=== Do this ===
Spot each line that carries the word "March"; copy those lines.

Recorded data:
_ _ _ _ _

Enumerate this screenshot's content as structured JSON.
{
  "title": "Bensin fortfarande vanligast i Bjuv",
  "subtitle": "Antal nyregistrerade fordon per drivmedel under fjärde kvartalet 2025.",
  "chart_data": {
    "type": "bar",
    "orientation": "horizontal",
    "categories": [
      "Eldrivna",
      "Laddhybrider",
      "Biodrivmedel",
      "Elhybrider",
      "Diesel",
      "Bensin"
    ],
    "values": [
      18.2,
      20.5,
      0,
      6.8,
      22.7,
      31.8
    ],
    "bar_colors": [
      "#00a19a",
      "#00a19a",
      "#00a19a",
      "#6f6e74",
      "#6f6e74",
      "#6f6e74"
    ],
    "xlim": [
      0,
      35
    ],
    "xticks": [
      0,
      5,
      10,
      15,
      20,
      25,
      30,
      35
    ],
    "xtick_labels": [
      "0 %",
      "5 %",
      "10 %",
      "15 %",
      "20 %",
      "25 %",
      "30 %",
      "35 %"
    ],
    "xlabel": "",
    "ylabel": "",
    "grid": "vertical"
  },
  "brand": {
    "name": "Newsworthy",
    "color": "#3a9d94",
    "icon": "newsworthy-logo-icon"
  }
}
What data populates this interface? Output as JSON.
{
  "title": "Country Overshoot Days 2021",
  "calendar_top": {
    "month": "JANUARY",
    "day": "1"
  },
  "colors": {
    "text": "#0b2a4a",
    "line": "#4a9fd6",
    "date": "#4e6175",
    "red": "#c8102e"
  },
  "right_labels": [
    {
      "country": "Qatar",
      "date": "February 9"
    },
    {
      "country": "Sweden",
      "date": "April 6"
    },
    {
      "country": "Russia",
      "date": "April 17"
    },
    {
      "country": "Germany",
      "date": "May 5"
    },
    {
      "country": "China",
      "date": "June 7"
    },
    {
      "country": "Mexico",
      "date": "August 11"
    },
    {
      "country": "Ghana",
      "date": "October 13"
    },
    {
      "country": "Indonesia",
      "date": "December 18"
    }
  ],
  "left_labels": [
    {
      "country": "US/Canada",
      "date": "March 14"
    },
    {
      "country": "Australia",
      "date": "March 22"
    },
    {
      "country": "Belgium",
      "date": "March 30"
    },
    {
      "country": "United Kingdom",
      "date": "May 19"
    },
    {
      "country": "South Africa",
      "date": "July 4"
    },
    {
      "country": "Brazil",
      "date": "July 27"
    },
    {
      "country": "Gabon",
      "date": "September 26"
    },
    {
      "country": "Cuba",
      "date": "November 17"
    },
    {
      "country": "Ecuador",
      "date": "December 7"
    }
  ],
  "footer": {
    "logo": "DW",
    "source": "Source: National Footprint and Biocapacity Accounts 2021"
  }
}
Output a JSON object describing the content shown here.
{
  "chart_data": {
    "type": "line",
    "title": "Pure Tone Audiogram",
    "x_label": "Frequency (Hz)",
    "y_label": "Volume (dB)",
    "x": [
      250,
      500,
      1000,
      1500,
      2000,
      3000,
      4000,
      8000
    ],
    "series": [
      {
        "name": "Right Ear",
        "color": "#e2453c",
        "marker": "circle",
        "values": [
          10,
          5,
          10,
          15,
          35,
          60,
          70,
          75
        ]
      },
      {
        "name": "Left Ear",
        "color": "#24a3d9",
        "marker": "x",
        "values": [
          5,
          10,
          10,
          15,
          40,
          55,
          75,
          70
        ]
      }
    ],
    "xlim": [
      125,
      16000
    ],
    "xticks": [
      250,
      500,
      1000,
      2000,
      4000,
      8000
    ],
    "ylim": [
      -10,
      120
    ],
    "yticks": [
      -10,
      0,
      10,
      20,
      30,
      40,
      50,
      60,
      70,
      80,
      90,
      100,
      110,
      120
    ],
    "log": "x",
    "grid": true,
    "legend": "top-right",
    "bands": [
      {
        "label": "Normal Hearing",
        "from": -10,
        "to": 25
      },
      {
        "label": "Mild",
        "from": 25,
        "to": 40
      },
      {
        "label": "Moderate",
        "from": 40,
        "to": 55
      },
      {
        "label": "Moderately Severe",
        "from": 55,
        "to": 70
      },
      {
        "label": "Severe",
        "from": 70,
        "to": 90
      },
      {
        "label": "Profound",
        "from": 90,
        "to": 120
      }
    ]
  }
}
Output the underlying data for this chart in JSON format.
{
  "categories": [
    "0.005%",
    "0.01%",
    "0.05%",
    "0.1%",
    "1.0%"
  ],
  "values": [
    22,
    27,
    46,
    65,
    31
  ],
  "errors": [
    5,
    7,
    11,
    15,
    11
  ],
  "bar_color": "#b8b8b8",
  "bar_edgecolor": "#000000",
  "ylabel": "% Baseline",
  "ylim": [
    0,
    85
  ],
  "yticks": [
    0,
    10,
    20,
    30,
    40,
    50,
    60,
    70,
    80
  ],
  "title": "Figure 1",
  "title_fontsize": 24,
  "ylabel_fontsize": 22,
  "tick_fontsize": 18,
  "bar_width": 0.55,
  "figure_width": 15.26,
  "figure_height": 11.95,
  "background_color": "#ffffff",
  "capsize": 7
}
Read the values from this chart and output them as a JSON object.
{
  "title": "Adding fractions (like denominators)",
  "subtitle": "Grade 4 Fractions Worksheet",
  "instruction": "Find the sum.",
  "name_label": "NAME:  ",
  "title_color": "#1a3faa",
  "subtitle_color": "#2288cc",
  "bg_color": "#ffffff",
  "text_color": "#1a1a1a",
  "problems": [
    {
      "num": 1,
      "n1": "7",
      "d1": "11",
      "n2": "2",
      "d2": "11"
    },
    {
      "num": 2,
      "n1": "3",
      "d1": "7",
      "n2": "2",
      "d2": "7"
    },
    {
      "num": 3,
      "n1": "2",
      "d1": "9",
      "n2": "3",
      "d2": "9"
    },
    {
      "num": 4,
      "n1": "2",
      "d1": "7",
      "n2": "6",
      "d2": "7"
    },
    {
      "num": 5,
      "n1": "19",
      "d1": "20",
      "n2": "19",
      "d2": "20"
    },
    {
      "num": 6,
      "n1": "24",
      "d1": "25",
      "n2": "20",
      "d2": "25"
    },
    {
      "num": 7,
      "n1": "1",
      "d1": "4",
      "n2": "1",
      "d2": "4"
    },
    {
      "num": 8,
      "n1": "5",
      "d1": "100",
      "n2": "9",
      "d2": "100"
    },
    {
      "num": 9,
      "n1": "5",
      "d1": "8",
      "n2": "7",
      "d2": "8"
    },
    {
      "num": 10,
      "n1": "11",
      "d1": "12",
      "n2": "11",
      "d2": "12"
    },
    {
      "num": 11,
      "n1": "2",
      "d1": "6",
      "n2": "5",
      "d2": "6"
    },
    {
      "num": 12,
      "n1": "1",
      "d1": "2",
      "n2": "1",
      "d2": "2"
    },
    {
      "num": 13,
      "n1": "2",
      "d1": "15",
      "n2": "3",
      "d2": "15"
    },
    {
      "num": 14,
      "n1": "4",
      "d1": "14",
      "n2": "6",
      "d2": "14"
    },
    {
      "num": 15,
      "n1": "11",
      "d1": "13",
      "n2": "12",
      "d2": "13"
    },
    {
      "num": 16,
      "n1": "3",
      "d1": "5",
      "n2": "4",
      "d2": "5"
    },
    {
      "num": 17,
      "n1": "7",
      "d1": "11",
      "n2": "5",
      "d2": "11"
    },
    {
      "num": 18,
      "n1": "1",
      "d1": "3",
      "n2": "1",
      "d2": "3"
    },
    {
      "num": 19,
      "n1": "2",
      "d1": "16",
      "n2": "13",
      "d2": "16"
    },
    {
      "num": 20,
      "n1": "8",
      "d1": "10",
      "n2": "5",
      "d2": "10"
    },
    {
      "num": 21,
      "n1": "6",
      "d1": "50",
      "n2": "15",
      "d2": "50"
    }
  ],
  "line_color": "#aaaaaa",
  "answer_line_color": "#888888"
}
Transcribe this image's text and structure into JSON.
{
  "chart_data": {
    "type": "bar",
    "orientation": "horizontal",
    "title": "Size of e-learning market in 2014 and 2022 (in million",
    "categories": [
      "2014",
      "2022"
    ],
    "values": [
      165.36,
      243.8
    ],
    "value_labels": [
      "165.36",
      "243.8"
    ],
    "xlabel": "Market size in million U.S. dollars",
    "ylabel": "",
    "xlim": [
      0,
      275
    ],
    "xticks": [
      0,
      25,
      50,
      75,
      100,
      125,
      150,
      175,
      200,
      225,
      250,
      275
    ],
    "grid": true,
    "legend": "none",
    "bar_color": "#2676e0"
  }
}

_ _ _ _ _

=== Exercise result ===
      "date": "March 14"
      "date": "March 22"
      "date": "March 30"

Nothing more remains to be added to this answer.